EXERCISE TASK: Copy out each line of the material below with no changes.

Some records
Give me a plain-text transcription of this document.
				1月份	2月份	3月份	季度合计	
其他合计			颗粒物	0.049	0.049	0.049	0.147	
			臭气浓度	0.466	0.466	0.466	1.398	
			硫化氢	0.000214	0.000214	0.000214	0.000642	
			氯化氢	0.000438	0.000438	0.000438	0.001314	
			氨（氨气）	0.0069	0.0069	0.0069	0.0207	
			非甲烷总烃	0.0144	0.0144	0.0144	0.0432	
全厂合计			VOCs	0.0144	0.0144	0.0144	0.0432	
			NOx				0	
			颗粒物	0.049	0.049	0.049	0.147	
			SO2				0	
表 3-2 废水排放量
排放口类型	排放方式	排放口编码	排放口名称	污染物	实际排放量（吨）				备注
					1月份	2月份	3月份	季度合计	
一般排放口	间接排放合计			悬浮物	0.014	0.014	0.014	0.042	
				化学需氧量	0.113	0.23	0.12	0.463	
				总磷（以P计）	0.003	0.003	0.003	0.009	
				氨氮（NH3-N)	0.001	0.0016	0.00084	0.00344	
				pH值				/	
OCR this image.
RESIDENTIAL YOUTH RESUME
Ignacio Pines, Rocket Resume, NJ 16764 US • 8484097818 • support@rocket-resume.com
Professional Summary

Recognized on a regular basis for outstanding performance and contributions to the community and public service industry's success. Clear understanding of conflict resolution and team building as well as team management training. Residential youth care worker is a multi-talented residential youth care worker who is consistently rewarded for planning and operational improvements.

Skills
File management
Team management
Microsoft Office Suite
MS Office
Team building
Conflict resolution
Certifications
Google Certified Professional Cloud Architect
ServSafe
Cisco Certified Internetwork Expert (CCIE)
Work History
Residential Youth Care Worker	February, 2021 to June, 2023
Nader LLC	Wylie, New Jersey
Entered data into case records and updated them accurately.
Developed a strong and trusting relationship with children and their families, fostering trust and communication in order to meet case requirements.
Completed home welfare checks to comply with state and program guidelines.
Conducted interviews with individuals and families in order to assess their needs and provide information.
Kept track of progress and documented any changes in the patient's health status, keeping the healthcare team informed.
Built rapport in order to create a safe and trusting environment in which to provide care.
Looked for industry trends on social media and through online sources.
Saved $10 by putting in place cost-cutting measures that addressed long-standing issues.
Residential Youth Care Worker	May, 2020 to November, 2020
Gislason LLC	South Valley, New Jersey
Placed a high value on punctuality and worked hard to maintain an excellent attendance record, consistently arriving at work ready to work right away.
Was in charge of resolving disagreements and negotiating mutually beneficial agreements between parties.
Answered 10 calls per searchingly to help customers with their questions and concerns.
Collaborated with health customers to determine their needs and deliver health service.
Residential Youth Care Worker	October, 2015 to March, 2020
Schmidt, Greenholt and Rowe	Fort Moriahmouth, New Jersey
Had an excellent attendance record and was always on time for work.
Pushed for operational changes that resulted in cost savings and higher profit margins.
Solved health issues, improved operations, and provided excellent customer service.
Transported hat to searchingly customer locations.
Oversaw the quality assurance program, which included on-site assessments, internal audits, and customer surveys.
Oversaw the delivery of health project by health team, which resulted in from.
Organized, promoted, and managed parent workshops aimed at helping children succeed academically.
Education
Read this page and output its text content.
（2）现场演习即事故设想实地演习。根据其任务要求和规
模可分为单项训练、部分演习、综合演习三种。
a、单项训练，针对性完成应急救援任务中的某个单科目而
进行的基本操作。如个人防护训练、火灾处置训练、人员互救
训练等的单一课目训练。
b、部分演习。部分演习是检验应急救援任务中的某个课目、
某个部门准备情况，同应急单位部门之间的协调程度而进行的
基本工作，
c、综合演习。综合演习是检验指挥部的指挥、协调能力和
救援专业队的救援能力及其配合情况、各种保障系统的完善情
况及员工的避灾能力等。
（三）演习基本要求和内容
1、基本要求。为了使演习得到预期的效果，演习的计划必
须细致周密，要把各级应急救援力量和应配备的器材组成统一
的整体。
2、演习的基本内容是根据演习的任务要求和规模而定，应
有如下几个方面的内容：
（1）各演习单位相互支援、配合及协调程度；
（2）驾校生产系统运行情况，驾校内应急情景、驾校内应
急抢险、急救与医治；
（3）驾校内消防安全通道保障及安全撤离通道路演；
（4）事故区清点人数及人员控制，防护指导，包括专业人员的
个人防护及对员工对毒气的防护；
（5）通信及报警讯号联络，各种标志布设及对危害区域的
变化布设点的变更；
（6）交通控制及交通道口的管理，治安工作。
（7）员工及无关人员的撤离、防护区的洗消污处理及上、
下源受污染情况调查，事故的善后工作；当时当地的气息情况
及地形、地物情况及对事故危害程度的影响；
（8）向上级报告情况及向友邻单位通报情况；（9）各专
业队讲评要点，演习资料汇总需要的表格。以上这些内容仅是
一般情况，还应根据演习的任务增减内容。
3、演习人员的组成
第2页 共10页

EXERCISE OUTPUT:
Give me a plain-text transcription of this document.
				1月份	2月份	3月份	季度合计	
其他合计			颗粒物	0.049	0.049	0.049	0.147	
			臭气浓度	0.466	0.466	0.466	1.398	
			硫化氢	0.000214	0.000214	0.000214	0.000642	
			氯化氢	0.000438	0.000438	0.000438	0.001314	
			氨（氨气）	0.0069	0.0069	0.0069	0.0207	
			非甲烷总烃	0.0144	0.0144	0.0144	0.0432	
全厂合计			VOCs	0.0144	0.0144	0.0144	0.0432	
			NOx				0	
			颗粒物	0.049	0.049	0.049	0.147	
			SO2				0	
表 3-2 废水排放量
排放口类型	排放方式	排放口编码	排放口名称	污染物	实际排放量（吨）				备注
					1月份	2月份	3月份	季度合计	
一般排放口	间接排放合计			悬浮物	0.014	0.014	0.014	0.042	
				化学需氧量	0.113	0.23	0.12	0.463	
				总磷（以P计）	0.003	0.003	0.003	0.009	
				氨氮（NH3-N)	0.001	0.0016	0.00084	0.00344	
				pH值				/	
OCR this image.
RESIDENTIAL YOUTH RESUME
Ignacio Pines, Rocket Resume, NJ 16764 US • 8484097818 • support@rocket-resume.com
Professional Summary

Recognized on a regular basis for outstanding performance and contributions to the community and public service industry's success. Clear understanding of conflict resolution and team building as well as team management training. Residential youth care worker is a multi-talented residential youth care worker who is consistently rewarded for planning and operational improvements.

Skills
File management
Team management
Microsoft Office Suite
MS Office
Team building
Conflict resolution
Certifications
Google Certified Professional Cloud Architect
ServSafe
Cisco Certified Internetwork Expert (CCIE)
Work History
Residential Youth Care Worker	February, 2021 to June, 2023
Nader LLC	Wylie, New Jersey
Entered data into case records and updated them accurately.
Developed a strong and trusting relationship with children and their families, fostering trust and communication in order to meet case requirements.
Completed home welfare checks to comply with state and program guidelines.
Conducted interviews with individuals and families in order to assess their needs and provide information.
Kept track of progress and documented any changes in the patient's health status, keeping the healthcare team informed.
Built rapport in order to create a safe and trusting environment in which to provide care.
Looked for industry trends on social media and through online sources.
Saved $10 by putting in place cost-cutting measures that addressed long-standing issues.
Residential Youth Care Worker	May, 2020 to November, 2020
Gislason LLC	South Valley, New Jersey
Placed a high value on punctuality and worked hard to maintain an excellent attendance record, consistently arriving at work ready to work right away.
Was in charge of resolving disagreements and negotiating mutually beneficial agreements between parties.
Answered 10 calls per searchingly to help customers with their questions and concerns.
Collaborated with health customers to determine their needs and deliver health service.
Residential Youth Care Worker	October, 2015 to March, 2020
Schmidt, Greenholt and Rowe	Fort Moriahmouth, New Jersey
Had an excellent attendance record and was always on time for work.
Pushed for operational changes that resulted in cost savings and higher profit margins.
Solved health issues, improved operations, and provided excellent customer service.
Transported hat to searchingly customer locations.
Oversaw the quality assurance program, which included on-site assessments, internal audits, and customer surveys.
Oversaw the delivery of health project by health team, which resulted in from.
Organized, promoted, and managed parent workshops aimed at helping children succeed academically.
Education
Read this page and output its text content.
（2）现场演习即事故设想实地演习。根据其任务要求和规
模可分为单项训练、部分演习、综合演习三种。
a、单项训练，针对性完成应急救援任务中的某个单科目而
进行的基本操作。如个人防护训练、火灾处置训练、人员互救
训练等的单一课目训练。
b、部分演习。部分演习是检验应急救援任务中的某个课目、
某个部门准备情况，同应急单位部门之间的协调程度而进行的
基本工作，
c、综合演习。综合演习是检验指挥部的指挥、协调能力和
救援专业队的救援能力及其配合情况、各种保障系统的完善情
况及员工的避灾能力等。
（三）演习基本要求和内容
1、基本要求。为了使演习得到预期的效果，演习的计划必
须细致周密，要把各级应急救援力量和应配备的器材组成统一
的整体。
2、演习的基本内容是根据演习的任务要求和规模而定，应
有如下几个方面的内容：
（1）各演习单位相互支援、配合及协调程度；
（2）驾校生产系统运行情况，驾校内应急情景、驾校内应
急抢险、急救与医治；
（3）驾校内消防安全通道保障及安全撤离通道路演；
（4）事故区清点人数及人员控制，防护指导，包括专业人员的
个人防护及对员工对毒气的防护；
（5）通信及报警讯号联络，各种标志布设及对危害区域的
变化布设点的变更；
（6）交通控制及交通道口的管理，治安工作。
（7）员工及无关人员的撤离、防护区的洗消污处理及上、
下源受污染情况调查，事故的善后工作；当时当地的气息情况
及地形、地物情况及对事故危害程度的影响；
（8）向上级报告情况及向友邻单位通报情况；（9）各专
业队讲评要点，演习资料汇总需要的表格。以上这些内容仅是
一般情况，还应根据演习的任务增减内容。
3、演习人员的组成
第2页 共10页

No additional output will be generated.